Dataset items
+ + + + + + +
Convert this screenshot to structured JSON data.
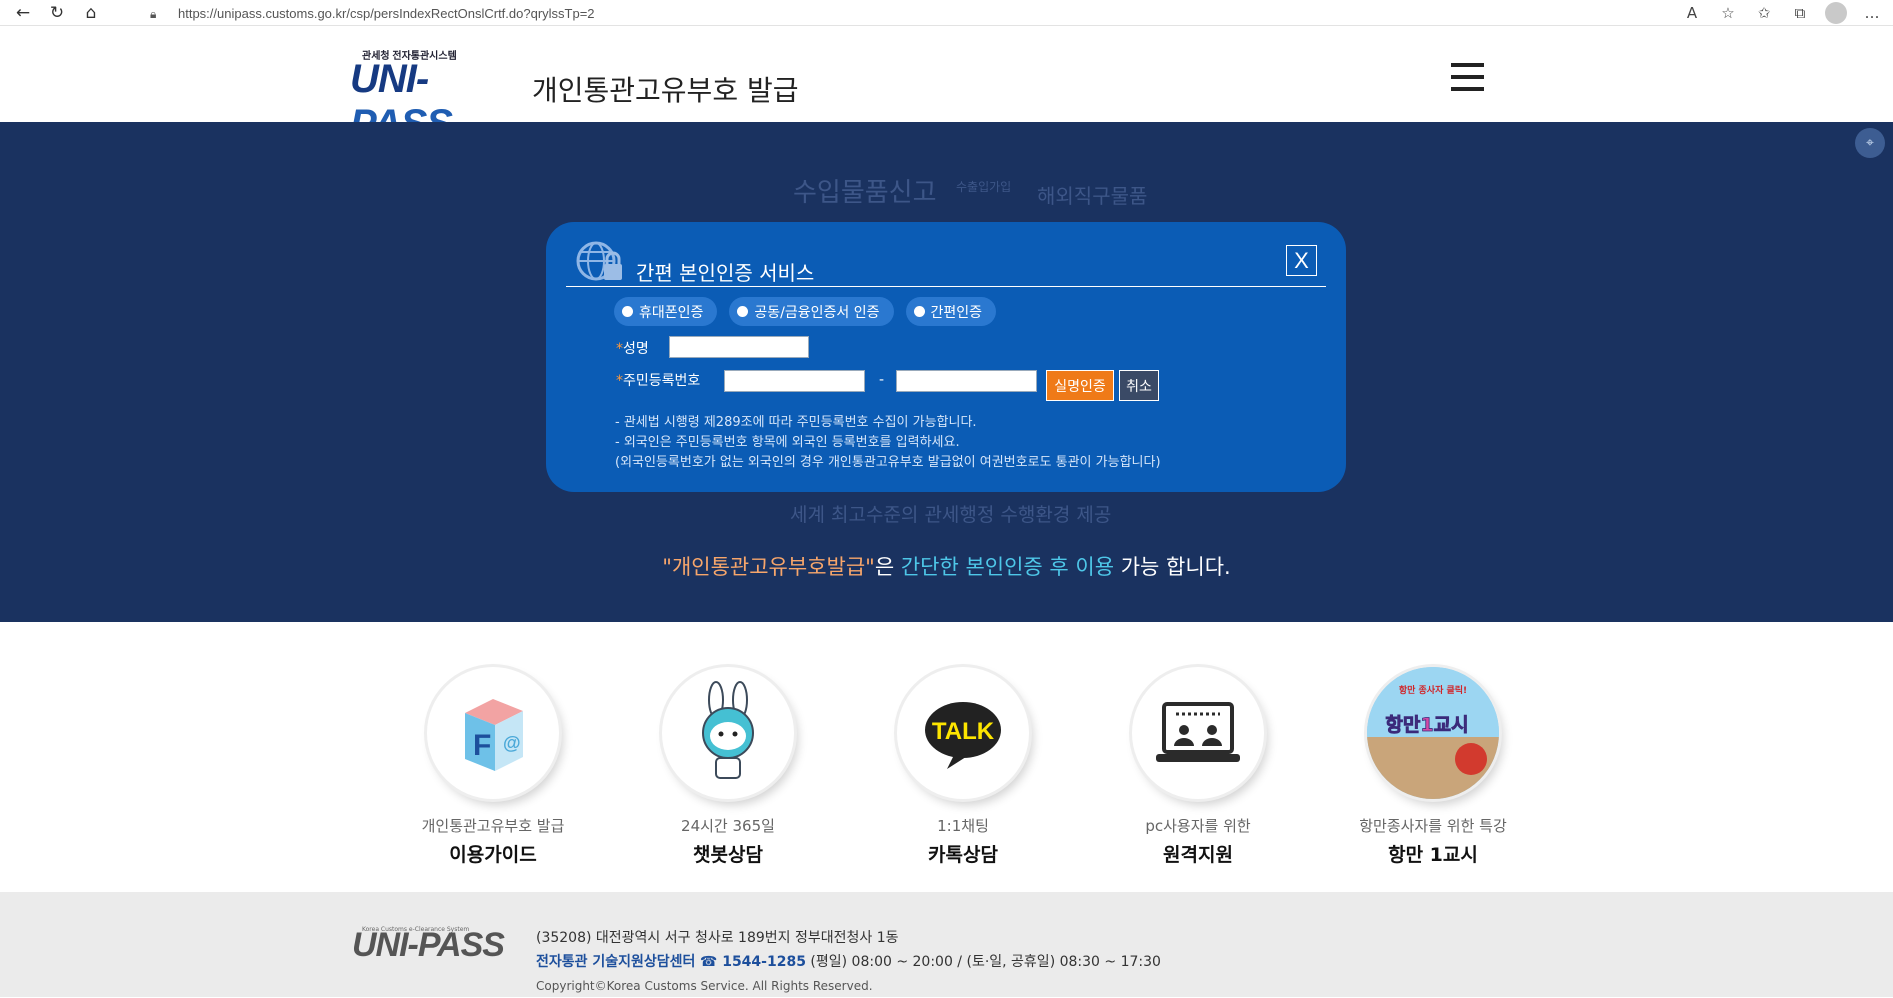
{
  "browser": {
    "url": "https://unipass.customs.go.kr/csp/persIndexRectOnslCrtf.do?qrylssTp=2",
    "icons": [
      "back-icon",
      "refresh-icon",
      "home-icon",
      "lock-icon",
      "read-aloud-icon",
      "favorite-add-icon",
      "favorites-icon",
      "collections-icon",
      "profile-icon"
    ]
  },
  "header": {
    "logo_small": "관세청 전자통관시스템",
    "logo_main_a": "UNI-",
    "logo_main_b": "PASS",
    "title": "개인통관고유부호 발급"
  },
  "hero": {
    "ghost_1": "수입물품신고",
    "ghost_1_small": "수출입가입",
    "ghost_2": "해외직구물품",
    "ghost_3": "세계 최고수준의 관세행정 수행환경 제공",
    "msg_1": "\"개인통관고유부호발급\"",
    "msg_2": "은 ",
    "msg_3": "간단한 본인인증 후 이용",
    "msg_4": " 가능 합니다."
  },
  "modal": {
    "title": "간편 본인인증 서비스",
    "close": "X",
    "radios": [
      "휴대폰인증",
      "공동/금융인증서 인증",
      "간편인증"
    ],
    "name_label": "성명",
    "rrn_label": "주민등록번호",
    "req_mark": "*",
    "dash": "-",
    "verify_btn": "실명인증",
    "cancel_btn": "취소",
    "notes": [
      "- 관세법 시행령 제289조에 따라 주민등록번호 수집이 가능합니다.",
      "- 외국인은 주민등록번호 항목에 외국인 등록번호를 입력하세요.",
      "(외국인등록번호가 없는 외국인의 경우 개인통관고유부호 발급없이 여권번호로도 통관이 가능합니다)"
    ]
  },
  "services": [
    {
      "sub": "개인통관고유부호 발급",
      "main": "이용가이드",
      "icon": "faq-cube-icon"
    },
    {
      "sub": "24시간 365일",
      "main": "챗봇상담",
      "icon": "chatbot-rabbit-icon"
    },
    {
      "sub": "1:1채팅",
      "main": "카톡상담",
      "icon": "kakao-talk-icon",
      "icon_text": "TALK"
    },
    {
      "sub": "pc사용자를 위한",
      "main": "원격지원",
      "icon": "remote-support-icon"
    },
    {
      "sub": "항만종사자를 위한 특강",
      "main": "항만 1교시",
      "icon": "port-lecture-icon",
      "icon_text": "항만1교시",
      "icon_top": "항만 종사자 클릭!"
    }
  ],
  "footer": {
    "logo": "UNI-PASS",
    "logo_small": "Korea Customs e-Clearance System",
    "address": "(35208) 대전광역시 서구 청사로 189번지 정부대전청사 1동",
    "center": "전자통관 기술지원상담센터",
    "phone": "☎ 1544-1285",
    "hours": " (평일) 08:00 ~ 20:00 / (토·일, 공휴일) 08:30 ~ 17:30",
    "copyright": "Copyright©Korea Customs Service. All Rights Reserved."
  },
  "colors": {
    "hero_bg": "#1a3260",
    "modal_bg": "#0b5cb5",
    "accent_orange": "#ef7a18",
    "accent_cyan": "#4ec7e8"
  }
}
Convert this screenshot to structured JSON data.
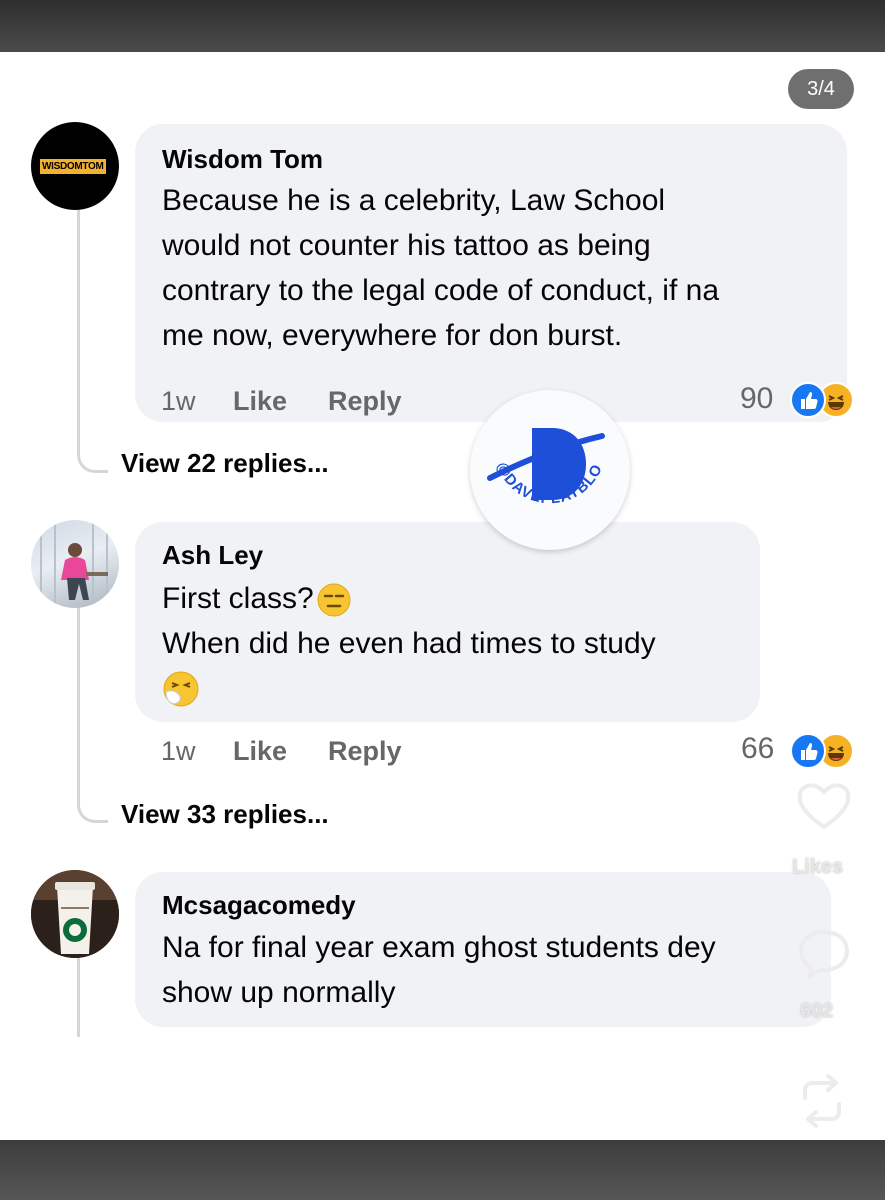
{
  "pager": "3/4",
  "comments": [
    {
      "author": "Wisdom Tom",
      "avatar_text": "WISDOMTOM",
      "lines": [
        "Because he is a celebrity, Law School",
        "would not counter his tattoo as being",
        "contrary to the legal code of conduct, if na",
        "me now, everywhere for don burst."
      ],
      "time": "1w",
      "like": "Like",
      "reply": "Reply",
      "reactions": "90",
      "view_replies": "View 22 replies..."
    },
    {
      "author": "Ash Ley",
      "lines": [
        "First class?",
        "When did he even had times to study"
      ],
      "time": "1w",
      "like": "Like",
      "reply": "Reply",
      "reactions": "66",
      "view_replies": "View 33 replies..."
    },
    {
      "author": "Mcsagacomedy",
      "lines": [
        "Na for final year exam ghost students dey",
        "show up normally"
      ]
    }
  ],
  "side_actions": {
    "likes_label": "Likes",
    "comments_count": "602"
  },
  "watermark": {
    "handle": "@DAVEPLAYBLOGGER"
  },
  "icons": [
    "like-reaction-icon",
    "haha-reaction-icon",
    "expressionless-emoji-icon",
    "sneezing-emoji-icon",
    "heart-outline-icon",
    "comment-bubble-icon",
    "repost-icon"
  ],
  "colors": {
    "like_blue": "#1877f2",
    "haha_yellow": "#f7b125",
    "bubble": "#f0f2f5",
    "text_gray": "#65676b"
  }
}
+ + + + + + +
◆ **SHORT TASK**: In the listing above, find each line with the word "emoji" and copy it.

◆ **REPLY**:
    "expressionless-emoji-icon",
    "sneezing-emoji-icon",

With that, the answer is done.